What needs to be done: Every entry needs to be reproduced exactly.

Excerpt from a dataset:
begin
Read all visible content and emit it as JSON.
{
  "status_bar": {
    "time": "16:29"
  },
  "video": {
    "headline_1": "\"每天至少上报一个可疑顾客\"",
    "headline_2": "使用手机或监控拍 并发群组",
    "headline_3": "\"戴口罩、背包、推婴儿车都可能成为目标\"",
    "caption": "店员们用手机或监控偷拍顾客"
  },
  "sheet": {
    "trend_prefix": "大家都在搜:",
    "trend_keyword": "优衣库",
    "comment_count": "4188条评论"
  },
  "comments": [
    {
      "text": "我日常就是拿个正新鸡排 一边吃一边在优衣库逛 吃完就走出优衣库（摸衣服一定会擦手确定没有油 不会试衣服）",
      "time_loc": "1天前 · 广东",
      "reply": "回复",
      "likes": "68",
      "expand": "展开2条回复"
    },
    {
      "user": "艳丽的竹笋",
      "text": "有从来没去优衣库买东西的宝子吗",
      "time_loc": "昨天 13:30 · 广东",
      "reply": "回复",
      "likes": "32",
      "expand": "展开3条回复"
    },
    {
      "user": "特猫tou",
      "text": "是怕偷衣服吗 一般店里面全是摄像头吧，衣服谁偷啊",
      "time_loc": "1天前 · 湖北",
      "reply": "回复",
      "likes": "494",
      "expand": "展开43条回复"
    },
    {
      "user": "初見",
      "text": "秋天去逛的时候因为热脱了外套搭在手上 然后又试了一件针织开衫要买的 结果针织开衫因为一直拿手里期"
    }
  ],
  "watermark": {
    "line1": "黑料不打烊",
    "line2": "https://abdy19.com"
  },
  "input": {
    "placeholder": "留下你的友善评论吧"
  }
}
end
Solution for this task:
Read all visible content and emit it as JSON.
{
  "status_bar": {
    "time": "16:29"
  },
  "video": {
    "headline_1": "\"每天至少上报一个可疑顾客\"",
    "headline_2": "使用手机或监控拍 并发群组",
    "headline_3": "\"戴口罩、背包、推婴儿车都可能成为目标\"",
    "caption": "店员们用手机或监控偷拍顾客"
  },
  "sheet": {
    "trend_prefix": "大家都在搜:",
    "trend_keyword": "优衣库",
    "comment_count": "4188条评论"
  },
  "comments": [
    {
      "text": "我日常就是拿个正新鸡排 一边吃一边在优衣库逛 吃完就走出优衣库（摸衣服一定会擦手确定没有油 不会试衣服）",
      "time_loc": "1天前 · 广东",
      "reply": "回复",
      "likes": "68",
      "expand": "展开2条回复"
    },
    {
      "user": "艳丽的竹笋",
      "text": "有从来没去优衣库买东西的宝子吗",
      "time_loc": "昨天 13:30 · 广东",
      "reply": "回复",
      "likes": "32",
      "expand": "展开3条回复"
    },
    {
      "user": "特猫tou",
      "text": "是怕偷衣服吗 一般店里面全是摄像头吧，衣服谁偷啊",
      "time_loc": "1天前 · 湖北",
      "reply": "回复",
      "likes": "494",
      "expand": "展开43条回复"
    },
    {
      "user": "初見",
      "text": "秋天去逛的时候因为热脱了外套搭在手上 然后又试了一件针织开衫要买的 结果针织开衫因为一直拿手里期"
    }
  ],
  "watermark": {
    "line1": "黑料不打烊",
    "line2": "https://abdy19.com"
  },
  "input": {
    "placeholder": "留下你的友善评论吧"
  }
}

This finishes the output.